▶ _Job_: Can you update the records below by changing every "Windows 8" to "Windows 7" and leaving everything else unchanged?

Records from a collection:
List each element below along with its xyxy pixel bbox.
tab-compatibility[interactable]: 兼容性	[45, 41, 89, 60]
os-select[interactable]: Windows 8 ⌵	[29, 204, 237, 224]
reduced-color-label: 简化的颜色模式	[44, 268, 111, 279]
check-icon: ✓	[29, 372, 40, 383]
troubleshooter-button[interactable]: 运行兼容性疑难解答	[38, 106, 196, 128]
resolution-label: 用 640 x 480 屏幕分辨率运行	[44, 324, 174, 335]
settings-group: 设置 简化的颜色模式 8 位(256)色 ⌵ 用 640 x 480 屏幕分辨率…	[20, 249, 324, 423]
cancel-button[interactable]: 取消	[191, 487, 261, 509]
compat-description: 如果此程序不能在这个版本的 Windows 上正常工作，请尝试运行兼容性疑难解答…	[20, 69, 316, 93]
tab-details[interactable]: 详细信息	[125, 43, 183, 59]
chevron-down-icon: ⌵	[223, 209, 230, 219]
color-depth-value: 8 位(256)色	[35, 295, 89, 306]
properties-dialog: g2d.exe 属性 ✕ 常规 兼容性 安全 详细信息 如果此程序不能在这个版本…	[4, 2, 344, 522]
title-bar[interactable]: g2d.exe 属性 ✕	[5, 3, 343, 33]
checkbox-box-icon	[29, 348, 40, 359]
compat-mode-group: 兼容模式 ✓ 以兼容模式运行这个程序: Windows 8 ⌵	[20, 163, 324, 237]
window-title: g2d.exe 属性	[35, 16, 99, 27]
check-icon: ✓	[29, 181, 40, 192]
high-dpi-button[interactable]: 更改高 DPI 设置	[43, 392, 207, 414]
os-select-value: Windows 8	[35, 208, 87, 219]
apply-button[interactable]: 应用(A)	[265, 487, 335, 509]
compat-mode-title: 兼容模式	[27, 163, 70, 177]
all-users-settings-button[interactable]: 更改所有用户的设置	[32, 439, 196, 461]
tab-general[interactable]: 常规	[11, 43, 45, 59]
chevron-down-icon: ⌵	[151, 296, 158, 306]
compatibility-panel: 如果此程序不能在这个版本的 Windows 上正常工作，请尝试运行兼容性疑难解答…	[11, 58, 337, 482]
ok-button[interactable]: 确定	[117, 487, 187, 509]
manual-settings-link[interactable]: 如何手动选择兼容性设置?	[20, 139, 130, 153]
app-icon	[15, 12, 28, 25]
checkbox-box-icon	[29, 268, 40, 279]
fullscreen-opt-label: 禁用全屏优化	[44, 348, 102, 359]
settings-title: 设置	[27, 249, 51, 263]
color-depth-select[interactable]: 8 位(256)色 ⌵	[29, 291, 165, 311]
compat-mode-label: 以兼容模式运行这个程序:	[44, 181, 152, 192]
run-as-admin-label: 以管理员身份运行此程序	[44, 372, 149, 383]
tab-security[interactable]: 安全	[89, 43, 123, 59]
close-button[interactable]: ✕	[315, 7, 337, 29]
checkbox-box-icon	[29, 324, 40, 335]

▶ _Answer for this exercise_:
List each element below along with its xyxy pixel bbox.
tab-compatibility[interactable]: 兼容性	[45, 41, 89, 60]
os-select[interactable]: Windows 7 ⌵	[29, 204, 237, 224]
reduced-color-label: 简化的颜色模式	[44, 268, 111, 279]
check-icon: ✓	[29, 372, 40, 383]
troubleshooter-button[interactable]: 运行兼容性疑难解答	[38, 106, 196, 128]
resolution-label: 用 640 x 480 屏幕分辨率运行	[44, 324, 174, 335]
settings-group: 设置 简化的颜色模式 8 位(256)色 ⌵ 用 640 x 480 屏幕分辨率…	[20, 249, 324, 423]
cancel-button[interactable]: 取消	[191, 487, 261, 509]
compat-description: 如果此程序不能在这个版本的 Windows 上正常工作，请尝试运行兼容性疑难解答…	[20, 69, 316, 93]
tab-details[interactable]: 详细信息	[125, 43, 183, 59]
chevron-down-icon: ⌵	[223, 209, 230, 219]
color-depth-value: 8 位(256)色	[35, 295, 89, 306]
properties-dialog: g2d.exe 属性 ✕ 常规 兼容性 安全 详细信息 如果此程序不能在这个版本…	[4, 2, 344, 522]
title-bar[interactable]: g2d.exe 属性 ✕	[5, 3, 343, 33]
checkbox-box-icon	[29, 348, 40, 359]
compat-mode-group: 兼容模式 ✓ 以兼容模式运行这个程序: Windows 7 ⌵	[20, 163, 324, 237]
window-title: g2d.exe 属性	[35, 16, 99, 27]
check-icon: ✓	[29, 181, 40, 192]
high-dpi-button[interactable]: 更改高 DPI 设置	[43, 392, 207, 414]
os-select-value: Windows 7	[35, 208, 87, 219]
apply-button[interactable]: 应用(A)	[265, 487, 335, 509]
compat-mode-title: 兼容模式	[27, 163, 70, 177]
all-users-settings-button[interactable]: 更改所有用户的设置	[32, 439, 196, 461]
tab-general[interactable]: 常规	[11, 43, 45, 59]
chevron-down-icon: ⌵	[151, 296, 158, 306]
compatibility-panel: 如果此程序不能在这个版本的 Windows 上正常工作，请尝试运行兼容性疑难解答…	[11, 58, 337, 482]
ok-button[interactable]: 确定	[117, 487, 187, 509]
manual-settings-link[interactable]: 如何手动选择兼容性设置?	[20, 139, 130, 153]
app-icon	[15, 12, 28, 25]
checkbox-box-icon	[29, 268, 40, 279]
fullscreen-opt-label: 禁用全屏优化	[44, 348, 102, 359]
settings-title: 设置	[27, 249, 51, 263]
color-depth-select[interactable]: 8 位(256)色 ⌵	[29, 291, 165, 311]
compat-mode-label: 以兼容模式运行这个程序:	[44, 181, 152, 192]
run-as-admin-label: 以管理员身份运行此程序	[44, 372, 149, 383]
tab-security[interactable]: 安全	[89, 43, 123, 59]
close-button[interactable]: ✕	[315, 7, 337, 29]
checkbox-box-icon	[29, 324, 40, 335]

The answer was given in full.